TASK INPUT:
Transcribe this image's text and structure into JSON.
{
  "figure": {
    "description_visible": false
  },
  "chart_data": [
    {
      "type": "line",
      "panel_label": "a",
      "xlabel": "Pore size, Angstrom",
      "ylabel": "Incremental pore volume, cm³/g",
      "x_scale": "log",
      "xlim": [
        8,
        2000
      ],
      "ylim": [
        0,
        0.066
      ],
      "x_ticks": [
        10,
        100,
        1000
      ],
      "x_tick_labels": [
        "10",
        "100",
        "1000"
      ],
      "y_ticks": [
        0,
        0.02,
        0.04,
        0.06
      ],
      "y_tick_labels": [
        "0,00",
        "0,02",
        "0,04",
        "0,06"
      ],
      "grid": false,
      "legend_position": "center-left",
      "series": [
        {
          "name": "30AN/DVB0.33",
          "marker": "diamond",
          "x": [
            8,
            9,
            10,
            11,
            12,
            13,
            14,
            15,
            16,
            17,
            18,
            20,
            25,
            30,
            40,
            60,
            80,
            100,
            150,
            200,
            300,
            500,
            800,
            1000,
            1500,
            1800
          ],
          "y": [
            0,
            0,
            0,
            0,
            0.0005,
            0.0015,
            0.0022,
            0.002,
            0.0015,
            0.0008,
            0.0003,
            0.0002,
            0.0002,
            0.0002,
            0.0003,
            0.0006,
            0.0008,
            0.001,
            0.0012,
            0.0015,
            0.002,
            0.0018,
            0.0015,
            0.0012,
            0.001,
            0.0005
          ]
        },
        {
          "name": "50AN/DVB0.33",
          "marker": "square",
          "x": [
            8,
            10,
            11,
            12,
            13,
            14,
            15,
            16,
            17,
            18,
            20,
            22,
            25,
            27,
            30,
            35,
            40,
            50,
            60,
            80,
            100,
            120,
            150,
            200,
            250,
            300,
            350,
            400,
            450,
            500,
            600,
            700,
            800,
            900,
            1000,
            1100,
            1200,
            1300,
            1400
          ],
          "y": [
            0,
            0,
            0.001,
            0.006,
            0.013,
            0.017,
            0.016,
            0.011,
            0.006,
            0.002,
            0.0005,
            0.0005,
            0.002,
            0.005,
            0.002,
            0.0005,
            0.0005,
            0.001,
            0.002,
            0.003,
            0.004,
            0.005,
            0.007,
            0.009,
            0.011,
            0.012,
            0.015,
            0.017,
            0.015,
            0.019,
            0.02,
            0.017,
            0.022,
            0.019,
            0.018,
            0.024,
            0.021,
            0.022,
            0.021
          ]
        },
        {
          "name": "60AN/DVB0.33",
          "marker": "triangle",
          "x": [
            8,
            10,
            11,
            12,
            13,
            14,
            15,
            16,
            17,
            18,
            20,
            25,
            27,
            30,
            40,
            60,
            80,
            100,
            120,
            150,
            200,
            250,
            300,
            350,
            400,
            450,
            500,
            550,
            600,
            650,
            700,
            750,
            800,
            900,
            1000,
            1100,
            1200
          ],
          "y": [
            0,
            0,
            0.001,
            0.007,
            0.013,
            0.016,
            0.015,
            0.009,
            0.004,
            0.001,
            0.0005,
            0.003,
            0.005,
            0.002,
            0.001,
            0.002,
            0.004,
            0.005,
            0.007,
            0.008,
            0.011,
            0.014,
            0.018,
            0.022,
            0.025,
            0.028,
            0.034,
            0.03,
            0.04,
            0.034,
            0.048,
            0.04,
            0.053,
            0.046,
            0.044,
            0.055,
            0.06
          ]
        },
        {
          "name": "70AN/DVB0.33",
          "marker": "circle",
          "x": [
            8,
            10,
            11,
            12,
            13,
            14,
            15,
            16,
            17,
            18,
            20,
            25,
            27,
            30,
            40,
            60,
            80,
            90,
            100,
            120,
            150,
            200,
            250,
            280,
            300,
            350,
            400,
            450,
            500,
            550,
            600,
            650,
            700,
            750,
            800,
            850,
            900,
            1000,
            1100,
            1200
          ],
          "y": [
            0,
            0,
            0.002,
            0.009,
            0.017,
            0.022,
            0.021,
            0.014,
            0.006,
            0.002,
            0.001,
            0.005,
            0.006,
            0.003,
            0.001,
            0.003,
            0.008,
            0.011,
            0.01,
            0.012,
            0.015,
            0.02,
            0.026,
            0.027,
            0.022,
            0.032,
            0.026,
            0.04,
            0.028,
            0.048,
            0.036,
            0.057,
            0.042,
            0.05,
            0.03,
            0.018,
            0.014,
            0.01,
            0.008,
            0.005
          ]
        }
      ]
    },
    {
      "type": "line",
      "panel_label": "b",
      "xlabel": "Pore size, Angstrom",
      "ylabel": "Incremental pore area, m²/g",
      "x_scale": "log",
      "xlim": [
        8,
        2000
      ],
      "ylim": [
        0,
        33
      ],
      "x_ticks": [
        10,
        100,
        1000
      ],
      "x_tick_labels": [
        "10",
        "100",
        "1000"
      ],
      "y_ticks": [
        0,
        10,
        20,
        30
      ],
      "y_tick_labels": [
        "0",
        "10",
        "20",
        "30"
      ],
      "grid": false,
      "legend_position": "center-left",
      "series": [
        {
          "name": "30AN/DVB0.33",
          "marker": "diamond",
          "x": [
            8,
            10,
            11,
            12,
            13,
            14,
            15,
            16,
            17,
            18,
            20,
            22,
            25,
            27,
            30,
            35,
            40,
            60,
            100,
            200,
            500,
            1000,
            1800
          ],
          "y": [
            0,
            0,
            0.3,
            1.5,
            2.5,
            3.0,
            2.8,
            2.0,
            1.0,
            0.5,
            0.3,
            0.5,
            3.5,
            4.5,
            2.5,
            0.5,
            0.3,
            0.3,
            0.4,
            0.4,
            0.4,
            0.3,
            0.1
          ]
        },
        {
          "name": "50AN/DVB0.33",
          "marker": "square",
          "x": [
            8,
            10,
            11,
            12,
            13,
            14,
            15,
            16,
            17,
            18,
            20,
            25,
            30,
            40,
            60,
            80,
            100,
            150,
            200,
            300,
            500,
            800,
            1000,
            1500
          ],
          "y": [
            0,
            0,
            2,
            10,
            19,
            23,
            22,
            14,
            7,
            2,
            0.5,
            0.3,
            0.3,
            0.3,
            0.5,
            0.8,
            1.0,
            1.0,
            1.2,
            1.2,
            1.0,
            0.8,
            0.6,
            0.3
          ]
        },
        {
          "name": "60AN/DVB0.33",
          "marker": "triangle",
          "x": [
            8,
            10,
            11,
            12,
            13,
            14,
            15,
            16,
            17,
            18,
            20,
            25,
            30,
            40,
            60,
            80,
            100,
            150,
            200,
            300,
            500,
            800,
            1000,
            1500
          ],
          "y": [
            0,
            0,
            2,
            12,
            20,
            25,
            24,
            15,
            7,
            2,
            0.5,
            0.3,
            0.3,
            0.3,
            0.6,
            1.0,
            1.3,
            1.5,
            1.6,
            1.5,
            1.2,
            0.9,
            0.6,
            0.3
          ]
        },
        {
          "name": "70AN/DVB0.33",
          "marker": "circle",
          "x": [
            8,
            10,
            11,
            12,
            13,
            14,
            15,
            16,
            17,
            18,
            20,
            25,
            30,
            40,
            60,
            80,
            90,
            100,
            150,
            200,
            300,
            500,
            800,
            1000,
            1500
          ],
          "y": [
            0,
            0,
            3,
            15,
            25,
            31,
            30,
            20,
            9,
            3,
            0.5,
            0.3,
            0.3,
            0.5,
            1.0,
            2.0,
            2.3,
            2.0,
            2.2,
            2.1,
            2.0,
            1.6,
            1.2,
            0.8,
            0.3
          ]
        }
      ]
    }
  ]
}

JOB:
Restate the records, all of them, precisely as written.

PROBLEM SOLUTION:
Transcribe this image's text and structure into JSON.
{
  "figure": {
    "description_visible": false
  },
  "chart_data": [
    {
      "type": "line",
      "panel_label": "a",
      "xlabel": "Pore size, Angstrom",
      "ylabel": "Incremental pore volume, cm³/g",
      "x_scale": "log",
      "xlim": [
        8,
        2000
      ],
      "ylim": [
        0,
        0.066
      ],
      "x_ticks": [
        10,
        100,
        1000
      ],
      "x_tick_labels": [
        "10",
        "100",
        "1000"
      ],
      "y_ticks": [
        0,
        0.02,
        0.04,
        0.06
      ],
      "y_tick_labels": [
        "0,00",
        "0,02",
        "0,04",
        "0,06"
      ],
      "grid": false,
      "legend_position": "center-left",
      "series": [
        {
          "name": "30AN/DVB0.33",
          "marker": "diamond",
          "x": [
            8,
            9,
            10,
            11,
            12,
            13,
            14,
            15,
            16,
            17,
            18,
            20,
            25,
            30,
            40,
            60,
            80,
            100,
            150,
            200,
            300,
            500,
            800,
            1000,
            1500,
            1800
          ],
          "y": [
            0,
            0,
            0,
            0,
            0.0005,
            0.0015,
            0.0022,
            0.002,
            0.0015,
            0.0008,
            0.0003,
            0.0002,
            0.0002,
            0.0002,
            0.0003,
            0.0006,
            0.0008,
            0.001,
            0.0012,
            0.0015,
            0.002,
            0.0018,
            0.0015,
            0.0012,
            0.001,
            0.0005
          ]
        },
        {
          "name": "50AN/DVB0.33",
          "marker": "square",
          "x": [
            8,
            10,
            11,
            12,
            13,
            14,
            15,
            16,
            17,
            18,
            20,
            22,
            25,
            27,
            30,
            35,
            40,
            50,
            60,
            80,
            100,
            120,
            150,
            200,
            250,
            300,
            350,
            400,
            450,
            500,
            600,
            700,
            800,
            900,
            1000,
            1100,
            1200,
            1300,
            1400
          ],
          "y": [
            0,
            0,
            0.001,
            0.006,
            0.013,
            0.017,
            0.016,
            0.011,
            0.006,
            0.002,
            0.0005,
            0.0005,
            0.002,
            0.005,
            0.002,
            0.0005,
            0.0005,
            0.001,
            0.002,
            0.003,
            0.004,
            0.005,
            0.007,
            0.009,
            0.011,
            0.012,
            0.015,
            0.017,
            0.015,
            0.019,
            0.02,
            0.017,
            0.022,
            0.019,
            0.018,
            0.024,
            0.021,
            0.022,
            0.021
          ]
        },
        {
          "name": "60AN/DVB0.33",
          "marker": "triangle",
          "x": [
            8,
            10,
            11,
            12,
            13,
            14,
            15,
            16,
            17,
            18,
            20,
            25,
            27,
            30,
            40,
            60,
            80,
            100,
            120,
            150,
            200,
            250,
            300,
            350,
            400,
            450,
            500,
            550,
            600,
            650,
            700,
            750,
            800,
            900,
            1000,
            1100,
            1200
          ],
          "y": [
            0,
            0,
            0.001,
            0.007,
            0.013,
            0.016,
            0.015,
            0.009,
            0.004,
            0.001,
            0.0005,
            0.003,
            0.005,
            0.002,
            0.001,
            0.002,
            0.004,
            0.005,
            0.007,
            0.008,
            0.011,
            0.014,
            0.018,
            0.022,
            0.025,
            0.028,
            0.034,
            0.03,
            0.04,
            0.034,
            0.048,
            0.04,
            0.053,
            0.046,
            0.044,
            0.055,
            0.06
          ]
        },
        {
          "name": "70AN/DVB0.33",
          "marker": "circle",
          "x": [
            8,
            10,
            11,
            12,
            13,
            14,
            15,
            16,
            17,
            18,
            20,
            25,
            27,
            30,
            40,
            60,
            80,
            90,
            100,
            120,
            150,
            200,
            250,
            280,
            300,
            350,
            400,
            450,
            500,
            550,
            600,
            650,
            700,
            750,
            800,
            850,
            900,
            1000,
            1100,
            1200
          ],
          "y": [
            0,
            0,
            0.002,
            0.009,
            0.017,
            0.022,
            0.021,
            0.014,
            0.006,
            0.002,
            0.001,
            0.005,
            0.006,
            0.003,
            0.001,
            0.003,
            0.008,
            0.011,
            0.01,
            0.012,
            0.015,
            0.02,
            0.026,
            0.027,
            0.022,
            0.032,
            0.026,
            0.04,
            0.028,
            0.048,
            0.036,
            0.057,
            0.042,
            0.05,
            0.03,
            0.018,
            0.014,
            0.01,
            0.008,
            0.005
          ]
        }
      ]
    },
    {
      "type": "line",
      "panel_label": "b",
      "xlabel": "Pore size, Angstrom",
      "ylabel": "Incremental pore area, m²/g",
      "x_scale": "log",
      "xlim": [
        8,
        2000
      ],
      "ylim": [
        0,
        33
      ],
      "x_ticks": [
        10,
        100,
        1000
      ],
      "x_tick_labels": [
        "10",
        "100",
        "1000"
      ],
      "y_ticks": [
        0,
        10,
        20,
        30
      ],
      "y_tick_labels": [
        "0",
        "10",
        "20",
        "30"
      ],
      "grid": false,
      "legend_position": "center-left",
      "series": [
        {
          "name": "30AN/DVB0.33",
          "marker": "diamond",
          "x": [
            8,
            10,
            11,
            12,
            13,
            14,
            15,
            16,
            17,
            18,
            20,
            22,
            25,
            27,
            30,
            35,
            40,
            60,
            100,
            200,
            500,
            1000,
            1800
          ],
          "y": [
            0,
            0,
            0.3,
            1.5,
            2.5,
            3.0,
            2.8,
            2.0,
            1.0,
            0.5,
            0.3,
            0.5,
            3.5,
            4.5,
            2.5,
            0.5,
            0.3,
            0.3,
            0.4,
            0.4,
            0.4,
            0.3,
            0.1
          ]
        },
        {
          "name": "50AN/DVB0.33",
          "marker": "square",
          "x": [
            8,
            10,
            11,
            12,
            13,
            14,
            15,
            16,
            17,
            18,
            20,
            25,
            30,
            40,
            60,
            80,
            100,
            150,
            200,
            300,
            500,
            800,
            1000,
            1500
          ],
          "y": [
            0,
            0,
            2,
            10,
            19,
            23,
            22,
            14,
            7,
            2,
            0.5,
            0.3,
            0.3,
            0.3,
            0.5,
            0.8,
            1.0,
            1.0,
            1.2,
            1.2,
            1.0,
            0.8,
            0.6,
            0.3
          ]
        },
        {
          "name": "60AN/DVB0.33",
          "marker": "triangle",
          "x": [
            8,
            10,
            11,
            12,
            13,
            14,
            15,
            16,
            17,
            18,
            20,
            25,
            30,
            40,
            60,
            80,
            100,
            150,
            200,
            300,
            500,
            800,
            1000,
            1500
          ],
          "y": [
            0,
            0,
            2,
            12,
            20,
            25,
            24,
            15,
            7,
            2,
            0.5,
            0.3,
            0.3,
            0.3,
            0.6,
            1.0,
            1.3,
            1.5,
            1.6,
            1.5,
            1.2,
            0.9,
            0.6,
            0.3
          ]
        },
        {
          "name": "70AN/DVB0.33",
          "marker": "circle",
          "x": [
            8,
            10,
            11,
            12,
            13,
            14,
            15,
            16,
            17,
            18,
            20,
            25,
            30,
            40,
            60,
            80,
            90,
            100,
            150,
            200,
            300,
            500,
            800,
            1000,
            1500
          ],
          "y": [
            0,
            0,
            3,
            15,
            25,
            31,
            30,
            20,
            9,
            3,
            0.5,
            0.3,
            0.3,
            0.5,
            1.0,
            2.0,
            2.3,
            2.0,
            2.2,
            2.1,
            2.0,
            1.6,
            1.2,
            0.8,
            0.3
          ]
        }
      ]
    }
  ]
}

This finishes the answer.